● **Work required**: Set down the material once more, exactly as it appears.

● **Task data**:
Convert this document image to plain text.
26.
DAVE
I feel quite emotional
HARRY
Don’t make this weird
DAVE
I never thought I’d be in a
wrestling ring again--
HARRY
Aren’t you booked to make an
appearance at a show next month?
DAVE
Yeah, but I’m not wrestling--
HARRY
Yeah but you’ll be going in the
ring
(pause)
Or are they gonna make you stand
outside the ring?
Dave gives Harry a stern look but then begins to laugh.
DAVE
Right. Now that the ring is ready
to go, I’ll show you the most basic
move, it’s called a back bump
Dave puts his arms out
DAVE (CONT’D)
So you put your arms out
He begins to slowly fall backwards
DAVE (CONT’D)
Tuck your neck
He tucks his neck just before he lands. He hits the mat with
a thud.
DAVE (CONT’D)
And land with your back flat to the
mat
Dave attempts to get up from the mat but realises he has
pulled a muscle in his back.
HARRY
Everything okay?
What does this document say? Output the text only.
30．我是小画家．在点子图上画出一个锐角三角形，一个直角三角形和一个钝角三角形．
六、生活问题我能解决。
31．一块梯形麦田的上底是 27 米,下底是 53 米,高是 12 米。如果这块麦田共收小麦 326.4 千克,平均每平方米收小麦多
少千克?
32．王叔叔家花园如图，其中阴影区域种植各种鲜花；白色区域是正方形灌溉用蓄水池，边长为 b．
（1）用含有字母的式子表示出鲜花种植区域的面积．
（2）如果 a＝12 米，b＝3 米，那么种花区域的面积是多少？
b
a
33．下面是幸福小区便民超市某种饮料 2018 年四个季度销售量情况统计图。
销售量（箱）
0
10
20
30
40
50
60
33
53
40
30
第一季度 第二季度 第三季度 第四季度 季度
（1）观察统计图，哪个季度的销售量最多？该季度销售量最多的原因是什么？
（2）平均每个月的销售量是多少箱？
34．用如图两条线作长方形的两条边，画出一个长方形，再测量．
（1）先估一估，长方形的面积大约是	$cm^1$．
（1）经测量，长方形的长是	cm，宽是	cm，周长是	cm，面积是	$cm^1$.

● **Solution**:
Convert this document image to plain text.
26.
DAVE
I feel quite emotional
HARRY
Don’t make this weird
DAVE
I never thought I’d be in a
wrestling ring again--
HARRY
Aren’t you booked to make an
appearance at a show next month?
DAVE
Yeah, but I’m not wrestling--
HARRY
Yeah but you’ll be going in the
ring
(pause)
Or are they gonna make you stand
outside the ring?
Dave gives Harry a stern look but then begins to laugh.
DAVE
Right. Now that the ring is ready
to go, I’ll show you the most basic
move, it’s called a back bump
Dave puts his arms out
DAVE (CONT’D)
So you put your arms out
He begins to slowly fall backwards
DAVE (CONT’D)
Tuck your neck
He tucks his neck just before he lands. He hits the mat with
a thud.
DAVE (CONT’D)
And land with your back flat to the
mat
Dave attempts to get up from the mat but realises he has
pulled a muscle in his back.
HARRY
Everything okay?
What does this document say? Output the text only.
30．我是小画家．在点子图上画出一个锐角三角形，一个直角三角形和一个钝角三角形．
六、生活问题我能解决。
31．一块梯形麦田的上底是 27 米,下底是 53 米,高是 12 米。如果这块麦田共收小麦 326.4 千克,平均每平方米收小麦多
少千克?
32．王叔叔家花园如图，其中阴影区域种植各种鲜花；白色区域是正方形灌溉用蓄水池，边长为 b．
（1）用含有字母的式子表示出鲜花种植区域的面积．
（2）如果 a＝12 米，b＝3 米，那么种花区域的面积是多少？
b
a
33．下面是幸福小区便民超市某种饮料 2018 年四个季度销售量情况统计图。
销售量（箱）
0
10
20
30
40
50
60
33
53
40
30
第一季度 第二季度 第三季度 第四季度 季度
（1）观察统计图，哪个季度的销售量最多？该季度销售量最多的原因是什么？
（2）平均每个月的销售量是多少箱？
34．用如图两条线作长方形的两条边，画出一个长方形，再测量．
（1）先估一估，长方形的面积大约是	$cm^1$．
（1）经测量，长方形的长是	cm，宽是	cm，周长是	cm，面积是	$cm^1$.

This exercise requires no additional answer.